## Work to complete
Without the pictures, return each record as it appears.

## Data in this exercise
=-=-=-=-=

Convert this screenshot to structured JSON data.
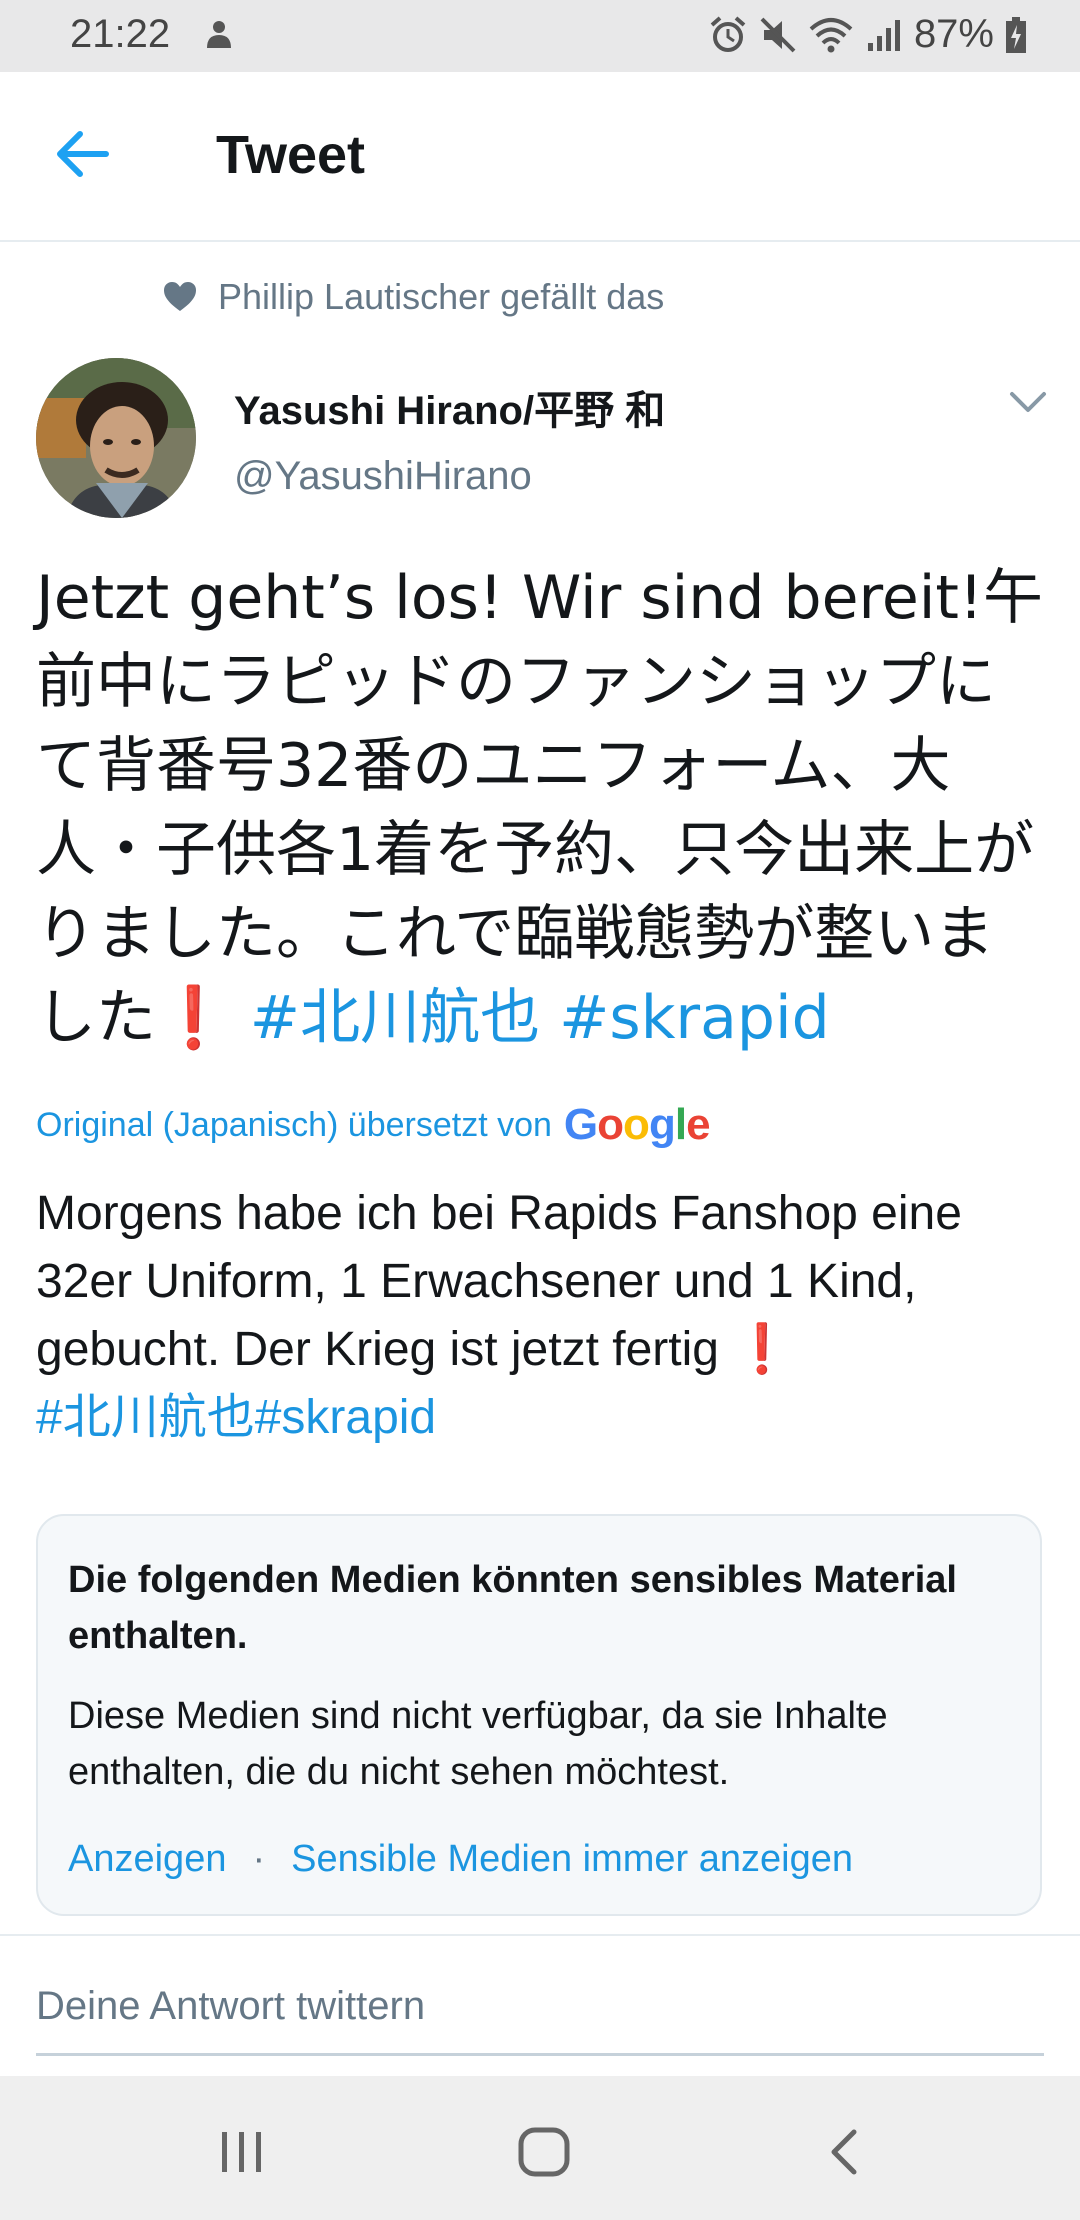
{
  "status_bar": {
    "time": "21:22",
    "battery": "87%"
  },
  "header": {
    "title": "Tweet"
  },
  "social_context": "Phillip Lautischer gefällt das",
  "author": {
    "name": "Yasushi Hirano/平野 和",
    "handle": "@YasushiHirano"
  },
  "tweet": {
    "text_main": "Jetzt geht’s los! Wir sind bereit!午前中にラピッドのファンショップにて背番号32番のユニフォーム、大人・子供各1着を予約、只今出来上がりました。これで臨戦態勢が整いました",
    "exclamation": "❗",
    "hashtag_1": "#北川航也",
    "hashtag_2": "#skrapid"
  },
  "translation_note": {
    "text": "Original (Japanisch) übersetzt von",
    "provider": "Google"
  },
  "translation": {
    "text": "Morgens habe ich bei Rapids Fanshop eine 32er Uniform, 1 Erwachsener und 1 Kind, gebucht. Der Krieg ist jetzt fertig",
    "exclamation": "❗",
    "hashtags": "#北川航也#skrapid"
  },
  "sensitive_media": {
    "title": "Die folgenden Medien könnten sensibles Material enthalten.",
    "description": "Diese Medien sind nicht verfügbar, da sie Inhalte enthalten, die du nicht sehen möchtest.",
    "show_label": "Anzeigen",
    "separator": "·",
    "always_show_label": "Sensible Medien immer anzeigen"
  },
  "reply": {
    "placeholder": "Deine Antwort twittern"
  },
  "colors": {
    "accent": "#1b95e0",
    "text_secondary": "#657786",
    "exclamation": "#c4161c"
  }
}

=-=-=-=-=

## Exercise result
Convert this screenshot to structured JSON data.
{
  "status_bar": {
    "time": "21:22",
    "battery": "87%"
  },
  "header": {
    "title": "Tweet"
  },
  "social_context": "Phillip Lautischer gefällt das",
  "author": {
    "name": "Yasushi Hirano/平野 和",
    "handle": "@YasushiHirano"
  },
  "tweet": {
    "text_main": "Jetzt geht’s los! Wir sind bereit!午前中にラピッドのファンショップにて背番号32番のユニフォーム、大人・子供各1着を予約、只今出来上がりました。これで臨戦態勢が整いました",
    "exclamation": "❗",
    "hashtag_1": "#北川航也",
    "hashtag_2": "#skrapid"
  },
  "translation_note": {
    "text": "Original (Japanisch) übersetzt von",
    "provider": "Google"
  },
  "translation": {
    "text": "Morgens habe ich bei Rapids Fanshop eine 32er Uniform, 1 Erwachsener und 1 Kind, gebucht. Der Krieg ist jetzt fertig",
    "exclamation": "❗",
    "hashtags": "#北川航也#skrapid"
  },
  "sensitive_media": {
    "title": "Die folgenden Medien könnten sensibles Material enthalten.",
    "description": "Diese Medien sind nicht verfügbar, da sie Inhalte enthalten, die du nicht sehen möchtest.",
    "show_label": "Anzeigen",
    "separator": "·",
    "always_show_label": "Sensible Medien immer anzeigen"
  },
  "reply": {
    "placeholder": "Deine Antwort twittern"
  },
  "colors": {
    "accent": "#1b95e0",
    "text_secondary": "#657786",
    "exclamation": "#c4161c"
  }
}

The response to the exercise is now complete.